Return all lines from the listing below that include the word "image".

Input data —
· · · · ·

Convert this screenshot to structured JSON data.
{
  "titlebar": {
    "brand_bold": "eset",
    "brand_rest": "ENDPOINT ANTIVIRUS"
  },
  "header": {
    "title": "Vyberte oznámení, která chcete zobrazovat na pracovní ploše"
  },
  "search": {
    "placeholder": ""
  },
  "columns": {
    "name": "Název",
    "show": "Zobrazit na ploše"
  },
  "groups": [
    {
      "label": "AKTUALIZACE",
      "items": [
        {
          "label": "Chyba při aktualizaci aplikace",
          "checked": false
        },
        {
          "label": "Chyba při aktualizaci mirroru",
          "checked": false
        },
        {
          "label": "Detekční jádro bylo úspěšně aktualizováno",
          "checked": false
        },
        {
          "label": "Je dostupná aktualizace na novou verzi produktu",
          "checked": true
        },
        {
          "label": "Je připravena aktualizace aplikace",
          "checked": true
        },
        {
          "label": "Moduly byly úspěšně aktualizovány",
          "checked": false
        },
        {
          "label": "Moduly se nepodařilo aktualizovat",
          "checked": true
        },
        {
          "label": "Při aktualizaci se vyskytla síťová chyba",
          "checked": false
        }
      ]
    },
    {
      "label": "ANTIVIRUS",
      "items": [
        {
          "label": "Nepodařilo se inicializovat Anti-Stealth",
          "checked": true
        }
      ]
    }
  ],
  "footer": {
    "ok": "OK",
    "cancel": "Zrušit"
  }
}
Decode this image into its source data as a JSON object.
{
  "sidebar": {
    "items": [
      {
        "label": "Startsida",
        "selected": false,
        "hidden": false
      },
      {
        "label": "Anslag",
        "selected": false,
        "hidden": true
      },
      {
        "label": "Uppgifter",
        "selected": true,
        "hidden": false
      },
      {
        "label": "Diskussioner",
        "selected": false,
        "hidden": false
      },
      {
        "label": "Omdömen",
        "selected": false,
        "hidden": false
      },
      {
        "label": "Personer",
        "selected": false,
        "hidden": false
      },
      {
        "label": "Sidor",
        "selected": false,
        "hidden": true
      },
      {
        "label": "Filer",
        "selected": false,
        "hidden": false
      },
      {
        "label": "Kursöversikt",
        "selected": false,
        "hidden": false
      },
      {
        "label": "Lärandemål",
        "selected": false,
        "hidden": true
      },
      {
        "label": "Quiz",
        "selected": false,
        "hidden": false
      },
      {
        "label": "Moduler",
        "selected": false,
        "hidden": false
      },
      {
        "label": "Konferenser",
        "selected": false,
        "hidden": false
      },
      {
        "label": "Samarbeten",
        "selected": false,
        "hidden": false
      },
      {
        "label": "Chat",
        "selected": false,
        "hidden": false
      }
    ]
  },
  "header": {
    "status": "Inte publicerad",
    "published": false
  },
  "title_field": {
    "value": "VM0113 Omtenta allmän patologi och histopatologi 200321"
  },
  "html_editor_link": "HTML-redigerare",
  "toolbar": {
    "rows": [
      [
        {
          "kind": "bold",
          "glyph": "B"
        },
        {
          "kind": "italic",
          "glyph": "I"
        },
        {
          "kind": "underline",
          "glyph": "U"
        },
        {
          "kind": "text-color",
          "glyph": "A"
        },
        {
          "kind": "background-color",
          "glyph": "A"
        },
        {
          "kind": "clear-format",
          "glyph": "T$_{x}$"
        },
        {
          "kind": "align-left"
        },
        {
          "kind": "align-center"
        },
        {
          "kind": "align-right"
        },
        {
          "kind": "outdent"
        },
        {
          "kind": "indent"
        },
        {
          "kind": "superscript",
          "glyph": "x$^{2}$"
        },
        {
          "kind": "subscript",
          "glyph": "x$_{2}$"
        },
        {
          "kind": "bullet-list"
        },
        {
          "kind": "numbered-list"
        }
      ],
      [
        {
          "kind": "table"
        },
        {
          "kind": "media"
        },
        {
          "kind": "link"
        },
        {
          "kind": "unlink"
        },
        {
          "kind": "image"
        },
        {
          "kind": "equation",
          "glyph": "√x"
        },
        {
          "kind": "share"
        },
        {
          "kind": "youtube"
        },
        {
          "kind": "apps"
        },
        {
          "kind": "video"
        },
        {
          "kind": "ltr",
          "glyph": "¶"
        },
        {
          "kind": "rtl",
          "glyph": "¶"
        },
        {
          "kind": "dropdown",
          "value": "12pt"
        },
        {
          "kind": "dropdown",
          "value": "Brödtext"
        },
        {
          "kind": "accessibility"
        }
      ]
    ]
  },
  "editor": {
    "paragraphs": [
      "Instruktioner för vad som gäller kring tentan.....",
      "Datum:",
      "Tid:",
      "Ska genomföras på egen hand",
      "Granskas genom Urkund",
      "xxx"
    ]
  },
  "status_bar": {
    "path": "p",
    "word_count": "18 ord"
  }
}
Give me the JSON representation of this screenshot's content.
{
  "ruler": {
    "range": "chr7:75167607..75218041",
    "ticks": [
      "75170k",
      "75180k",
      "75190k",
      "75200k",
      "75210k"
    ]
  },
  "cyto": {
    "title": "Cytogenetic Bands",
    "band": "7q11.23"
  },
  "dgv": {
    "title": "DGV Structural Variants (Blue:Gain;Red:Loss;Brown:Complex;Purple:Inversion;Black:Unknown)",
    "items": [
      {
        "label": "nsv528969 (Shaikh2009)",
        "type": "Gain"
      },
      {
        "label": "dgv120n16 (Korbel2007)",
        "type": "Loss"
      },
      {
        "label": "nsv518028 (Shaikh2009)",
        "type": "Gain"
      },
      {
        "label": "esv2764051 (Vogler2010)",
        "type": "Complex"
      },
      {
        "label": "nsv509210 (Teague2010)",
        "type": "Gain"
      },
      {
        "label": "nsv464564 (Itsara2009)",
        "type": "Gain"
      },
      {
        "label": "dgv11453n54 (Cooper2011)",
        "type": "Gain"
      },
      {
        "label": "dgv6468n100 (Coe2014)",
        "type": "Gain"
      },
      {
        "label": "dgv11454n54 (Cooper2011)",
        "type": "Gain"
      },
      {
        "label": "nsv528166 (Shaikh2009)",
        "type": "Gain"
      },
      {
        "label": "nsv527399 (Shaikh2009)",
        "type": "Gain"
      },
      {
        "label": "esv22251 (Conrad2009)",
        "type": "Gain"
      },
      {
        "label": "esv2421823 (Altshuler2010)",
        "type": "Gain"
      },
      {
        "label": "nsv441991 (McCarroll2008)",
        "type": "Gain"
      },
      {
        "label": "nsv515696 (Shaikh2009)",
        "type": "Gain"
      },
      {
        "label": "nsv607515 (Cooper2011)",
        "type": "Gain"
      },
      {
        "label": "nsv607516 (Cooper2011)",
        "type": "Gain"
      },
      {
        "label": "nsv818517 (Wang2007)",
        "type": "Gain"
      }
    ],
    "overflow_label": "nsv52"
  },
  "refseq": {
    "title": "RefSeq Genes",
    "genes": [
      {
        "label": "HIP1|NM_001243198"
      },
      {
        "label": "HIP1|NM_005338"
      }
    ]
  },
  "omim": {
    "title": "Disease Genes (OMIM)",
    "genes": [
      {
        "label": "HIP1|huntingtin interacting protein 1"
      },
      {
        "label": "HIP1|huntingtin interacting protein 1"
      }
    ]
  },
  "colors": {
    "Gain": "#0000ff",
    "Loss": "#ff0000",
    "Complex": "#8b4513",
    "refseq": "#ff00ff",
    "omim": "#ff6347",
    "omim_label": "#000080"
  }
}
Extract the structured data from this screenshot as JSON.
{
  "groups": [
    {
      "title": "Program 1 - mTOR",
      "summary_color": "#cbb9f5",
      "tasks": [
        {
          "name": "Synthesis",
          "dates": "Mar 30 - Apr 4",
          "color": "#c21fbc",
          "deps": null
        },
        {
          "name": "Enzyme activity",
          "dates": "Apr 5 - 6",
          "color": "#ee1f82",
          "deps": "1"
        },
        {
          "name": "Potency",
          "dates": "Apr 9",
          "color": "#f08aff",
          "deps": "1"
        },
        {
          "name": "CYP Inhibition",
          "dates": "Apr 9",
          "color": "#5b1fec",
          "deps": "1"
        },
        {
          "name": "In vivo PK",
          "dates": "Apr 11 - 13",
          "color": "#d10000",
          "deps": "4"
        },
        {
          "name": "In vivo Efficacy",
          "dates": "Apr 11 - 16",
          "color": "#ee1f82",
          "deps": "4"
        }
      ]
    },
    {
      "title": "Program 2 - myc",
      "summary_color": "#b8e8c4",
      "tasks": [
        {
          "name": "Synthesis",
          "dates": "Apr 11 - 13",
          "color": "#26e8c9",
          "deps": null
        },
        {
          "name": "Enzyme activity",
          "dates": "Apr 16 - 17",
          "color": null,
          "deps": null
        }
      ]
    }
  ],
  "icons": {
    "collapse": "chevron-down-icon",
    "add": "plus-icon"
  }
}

· · · · ·

Problem solution —
Decode this image into its source data as a JSON object.
          "kind": "image"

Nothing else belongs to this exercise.